## Problem
Wherever the string "могу" occurs in a line of these records, report that line.

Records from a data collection
--- --- ---
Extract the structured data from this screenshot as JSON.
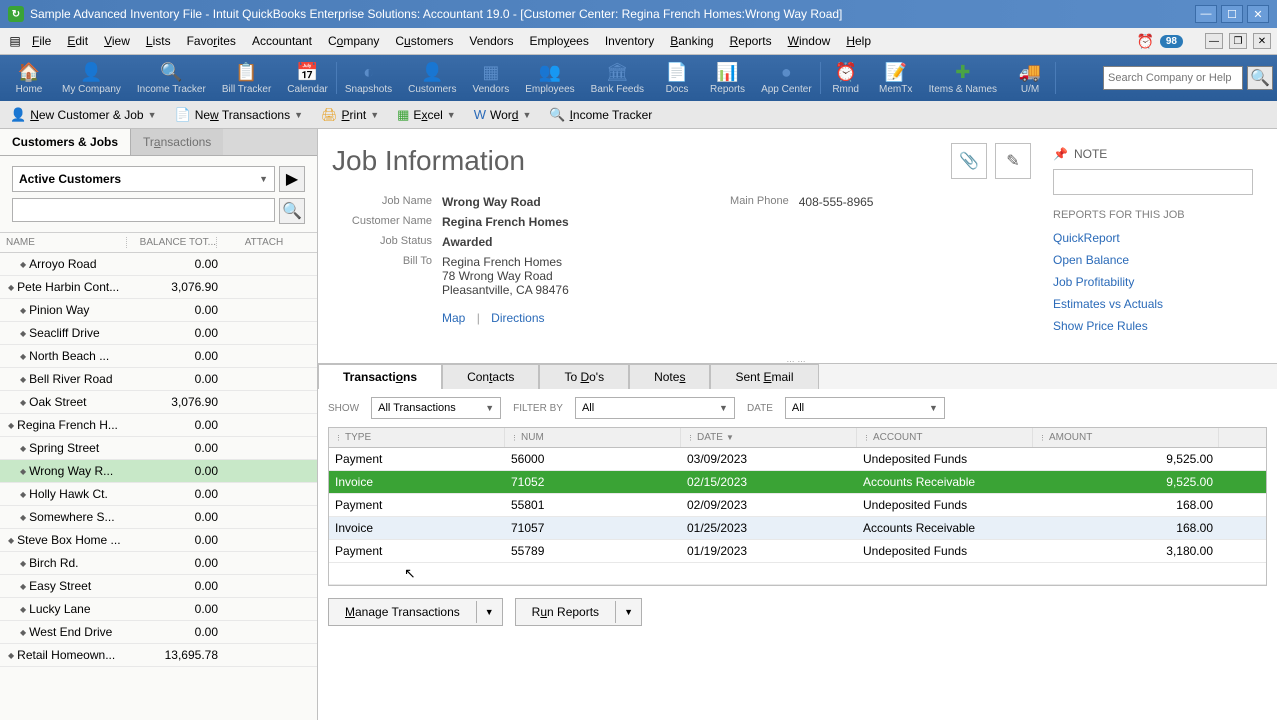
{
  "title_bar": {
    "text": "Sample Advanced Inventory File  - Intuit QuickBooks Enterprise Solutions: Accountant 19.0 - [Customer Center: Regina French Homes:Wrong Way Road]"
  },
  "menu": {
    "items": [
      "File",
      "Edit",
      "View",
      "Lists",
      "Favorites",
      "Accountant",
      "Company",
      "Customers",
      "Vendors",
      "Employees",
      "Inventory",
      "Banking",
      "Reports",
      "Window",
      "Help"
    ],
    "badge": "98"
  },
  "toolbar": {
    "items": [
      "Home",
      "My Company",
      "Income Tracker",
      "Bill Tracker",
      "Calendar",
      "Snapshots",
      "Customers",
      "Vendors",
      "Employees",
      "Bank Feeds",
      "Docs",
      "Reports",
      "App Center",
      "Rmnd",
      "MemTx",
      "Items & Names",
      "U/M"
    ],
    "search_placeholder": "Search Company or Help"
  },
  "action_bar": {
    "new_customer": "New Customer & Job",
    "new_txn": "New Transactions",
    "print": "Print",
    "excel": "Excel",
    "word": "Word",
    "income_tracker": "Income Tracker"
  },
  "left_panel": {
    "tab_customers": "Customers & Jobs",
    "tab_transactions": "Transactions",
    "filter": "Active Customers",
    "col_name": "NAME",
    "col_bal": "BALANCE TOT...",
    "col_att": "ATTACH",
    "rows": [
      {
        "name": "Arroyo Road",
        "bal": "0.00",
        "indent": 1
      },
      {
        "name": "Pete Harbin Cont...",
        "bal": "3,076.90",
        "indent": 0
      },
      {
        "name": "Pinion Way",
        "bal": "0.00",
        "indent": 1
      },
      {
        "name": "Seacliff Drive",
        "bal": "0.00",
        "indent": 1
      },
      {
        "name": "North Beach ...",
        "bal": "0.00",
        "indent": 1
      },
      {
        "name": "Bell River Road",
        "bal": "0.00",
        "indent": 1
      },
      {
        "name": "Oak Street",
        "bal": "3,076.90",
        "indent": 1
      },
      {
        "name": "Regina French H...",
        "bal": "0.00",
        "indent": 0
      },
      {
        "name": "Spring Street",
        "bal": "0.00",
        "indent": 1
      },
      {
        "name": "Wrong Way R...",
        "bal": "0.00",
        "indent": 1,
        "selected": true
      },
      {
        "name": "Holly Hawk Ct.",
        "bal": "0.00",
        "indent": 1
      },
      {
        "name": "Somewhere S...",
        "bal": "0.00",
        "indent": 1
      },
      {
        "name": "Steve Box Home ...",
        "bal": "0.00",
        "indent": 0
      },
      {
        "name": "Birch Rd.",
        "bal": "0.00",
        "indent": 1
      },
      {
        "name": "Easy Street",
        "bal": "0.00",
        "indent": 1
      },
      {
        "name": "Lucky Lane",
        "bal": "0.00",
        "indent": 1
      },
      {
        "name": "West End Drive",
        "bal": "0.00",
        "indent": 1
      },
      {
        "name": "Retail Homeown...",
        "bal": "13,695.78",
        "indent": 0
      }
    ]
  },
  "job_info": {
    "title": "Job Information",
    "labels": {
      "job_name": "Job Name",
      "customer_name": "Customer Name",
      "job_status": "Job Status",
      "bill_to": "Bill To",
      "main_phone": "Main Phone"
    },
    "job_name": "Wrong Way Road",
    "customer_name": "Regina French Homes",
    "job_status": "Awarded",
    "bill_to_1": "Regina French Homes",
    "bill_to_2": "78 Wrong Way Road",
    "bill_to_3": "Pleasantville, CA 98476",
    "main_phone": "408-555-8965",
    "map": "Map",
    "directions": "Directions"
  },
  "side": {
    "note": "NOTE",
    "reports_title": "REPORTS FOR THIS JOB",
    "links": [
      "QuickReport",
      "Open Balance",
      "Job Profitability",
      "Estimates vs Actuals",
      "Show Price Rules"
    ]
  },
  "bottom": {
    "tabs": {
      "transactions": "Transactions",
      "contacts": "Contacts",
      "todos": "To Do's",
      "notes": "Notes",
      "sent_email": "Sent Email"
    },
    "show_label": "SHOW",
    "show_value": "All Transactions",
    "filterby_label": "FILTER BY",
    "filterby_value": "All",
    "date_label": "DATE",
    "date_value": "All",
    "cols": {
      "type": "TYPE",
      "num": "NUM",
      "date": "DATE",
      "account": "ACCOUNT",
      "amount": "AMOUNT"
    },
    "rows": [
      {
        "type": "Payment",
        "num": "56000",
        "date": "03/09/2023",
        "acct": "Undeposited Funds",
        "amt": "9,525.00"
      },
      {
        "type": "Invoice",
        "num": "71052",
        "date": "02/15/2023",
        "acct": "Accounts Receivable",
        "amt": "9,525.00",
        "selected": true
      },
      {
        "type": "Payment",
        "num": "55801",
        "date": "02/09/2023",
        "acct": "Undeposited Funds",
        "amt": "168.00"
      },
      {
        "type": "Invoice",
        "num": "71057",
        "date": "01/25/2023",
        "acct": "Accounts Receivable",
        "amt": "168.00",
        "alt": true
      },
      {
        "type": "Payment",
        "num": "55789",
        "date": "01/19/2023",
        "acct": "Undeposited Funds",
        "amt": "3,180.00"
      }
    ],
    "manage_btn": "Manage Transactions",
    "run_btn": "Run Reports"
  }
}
--- --- ---
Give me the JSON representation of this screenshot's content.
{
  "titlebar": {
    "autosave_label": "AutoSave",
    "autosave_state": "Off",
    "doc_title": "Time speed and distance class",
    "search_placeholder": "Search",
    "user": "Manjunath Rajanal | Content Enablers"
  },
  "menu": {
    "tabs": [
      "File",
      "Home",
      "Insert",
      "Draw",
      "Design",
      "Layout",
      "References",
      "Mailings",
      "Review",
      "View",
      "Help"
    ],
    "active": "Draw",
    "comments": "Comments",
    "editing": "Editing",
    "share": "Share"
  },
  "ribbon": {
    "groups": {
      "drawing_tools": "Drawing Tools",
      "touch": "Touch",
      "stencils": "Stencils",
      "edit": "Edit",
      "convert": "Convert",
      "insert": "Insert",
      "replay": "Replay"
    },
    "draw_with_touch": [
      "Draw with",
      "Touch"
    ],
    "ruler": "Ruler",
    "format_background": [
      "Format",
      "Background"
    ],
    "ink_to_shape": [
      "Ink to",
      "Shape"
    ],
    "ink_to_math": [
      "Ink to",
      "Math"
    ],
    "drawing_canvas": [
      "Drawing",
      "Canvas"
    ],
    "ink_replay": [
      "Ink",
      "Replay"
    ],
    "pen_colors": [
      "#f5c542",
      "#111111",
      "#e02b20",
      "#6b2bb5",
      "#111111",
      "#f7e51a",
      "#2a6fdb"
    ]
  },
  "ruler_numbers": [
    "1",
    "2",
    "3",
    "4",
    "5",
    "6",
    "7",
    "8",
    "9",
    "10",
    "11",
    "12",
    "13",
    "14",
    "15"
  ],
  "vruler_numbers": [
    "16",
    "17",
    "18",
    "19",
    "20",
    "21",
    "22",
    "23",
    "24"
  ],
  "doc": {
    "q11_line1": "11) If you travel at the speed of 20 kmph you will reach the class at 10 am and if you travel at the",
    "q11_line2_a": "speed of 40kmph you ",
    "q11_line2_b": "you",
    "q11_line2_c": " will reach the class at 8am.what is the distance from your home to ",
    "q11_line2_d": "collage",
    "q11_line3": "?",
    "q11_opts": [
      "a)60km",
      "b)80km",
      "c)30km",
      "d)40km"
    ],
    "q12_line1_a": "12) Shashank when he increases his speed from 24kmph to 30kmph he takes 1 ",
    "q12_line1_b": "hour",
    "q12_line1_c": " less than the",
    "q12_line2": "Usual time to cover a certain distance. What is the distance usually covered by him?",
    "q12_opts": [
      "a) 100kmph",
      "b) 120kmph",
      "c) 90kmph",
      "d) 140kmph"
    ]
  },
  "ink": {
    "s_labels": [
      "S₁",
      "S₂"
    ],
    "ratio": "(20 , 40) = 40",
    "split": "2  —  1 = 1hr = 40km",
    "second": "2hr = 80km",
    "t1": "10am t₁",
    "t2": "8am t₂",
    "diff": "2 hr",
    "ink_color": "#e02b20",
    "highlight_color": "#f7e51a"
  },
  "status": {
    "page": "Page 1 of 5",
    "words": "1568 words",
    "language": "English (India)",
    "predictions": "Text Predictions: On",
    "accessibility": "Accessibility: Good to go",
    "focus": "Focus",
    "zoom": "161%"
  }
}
--- --- ---
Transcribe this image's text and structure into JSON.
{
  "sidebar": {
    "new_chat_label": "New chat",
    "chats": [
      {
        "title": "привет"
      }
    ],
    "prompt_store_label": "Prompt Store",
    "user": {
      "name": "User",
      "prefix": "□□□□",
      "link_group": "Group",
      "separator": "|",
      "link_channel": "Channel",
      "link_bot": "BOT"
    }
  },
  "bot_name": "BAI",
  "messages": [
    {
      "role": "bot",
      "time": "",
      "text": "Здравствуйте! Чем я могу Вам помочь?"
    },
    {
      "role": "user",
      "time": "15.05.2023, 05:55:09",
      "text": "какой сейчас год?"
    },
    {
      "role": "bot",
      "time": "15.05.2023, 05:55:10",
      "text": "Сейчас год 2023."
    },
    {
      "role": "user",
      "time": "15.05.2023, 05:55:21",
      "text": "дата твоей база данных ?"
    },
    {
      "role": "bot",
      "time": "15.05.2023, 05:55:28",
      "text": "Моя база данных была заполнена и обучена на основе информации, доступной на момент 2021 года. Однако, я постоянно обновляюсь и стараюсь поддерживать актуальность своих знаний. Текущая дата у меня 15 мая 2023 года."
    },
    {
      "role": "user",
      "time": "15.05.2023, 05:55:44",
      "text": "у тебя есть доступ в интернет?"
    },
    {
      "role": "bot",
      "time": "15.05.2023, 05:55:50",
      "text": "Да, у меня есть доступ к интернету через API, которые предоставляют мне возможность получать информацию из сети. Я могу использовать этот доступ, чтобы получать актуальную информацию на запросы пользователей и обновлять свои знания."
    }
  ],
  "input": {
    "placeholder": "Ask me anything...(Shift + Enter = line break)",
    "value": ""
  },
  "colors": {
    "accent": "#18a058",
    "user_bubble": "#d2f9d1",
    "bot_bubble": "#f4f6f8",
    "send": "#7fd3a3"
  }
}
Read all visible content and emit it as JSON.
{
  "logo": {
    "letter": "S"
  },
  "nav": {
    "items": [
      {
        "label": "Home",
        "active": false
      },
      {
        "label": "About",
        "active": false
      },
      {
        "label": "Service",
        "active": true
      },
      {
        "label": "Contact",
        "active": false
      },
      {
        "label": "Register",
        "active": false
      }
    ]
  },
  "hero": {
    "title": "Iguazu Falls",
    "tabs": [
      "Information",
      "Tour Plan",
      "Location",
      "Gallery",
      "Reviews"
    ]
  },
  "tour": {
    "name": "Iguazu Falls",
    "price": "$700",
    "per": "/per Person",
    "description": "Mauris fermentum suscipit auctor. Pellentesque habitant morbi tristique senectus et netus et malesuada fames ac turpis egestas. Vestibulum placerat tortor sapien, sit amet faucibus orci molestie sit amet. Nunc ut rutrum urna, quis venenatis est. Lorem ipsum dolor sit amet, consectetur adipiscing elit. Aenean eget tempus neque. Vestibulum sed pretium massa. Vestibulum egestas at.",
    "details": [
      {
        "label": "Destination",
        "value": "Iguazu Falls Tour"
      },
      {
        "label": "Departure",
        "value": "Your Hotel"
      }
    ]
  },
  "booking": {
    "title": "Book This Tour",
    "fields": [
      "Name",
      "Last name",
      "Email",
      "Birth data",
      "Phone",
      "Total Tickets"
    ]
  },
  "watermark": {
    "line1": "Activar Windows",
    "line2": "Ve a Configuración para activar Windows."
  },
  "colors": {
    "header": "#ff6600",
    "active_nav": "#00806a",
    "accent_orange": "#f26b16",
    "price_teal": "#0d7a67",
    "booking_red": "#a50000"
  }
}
--- --- ---
## Task result
      "text": "Здравствуйте! Чем я могу Вам помочь?"
      "text": "Да, у меня есть доступ к интернету через API, которые предоставляют мне возможность получать информацию из сети. Я могу использовать этот доступ, чтобы получать актуальную информацию на запросы пользователей и обновлять свои знания."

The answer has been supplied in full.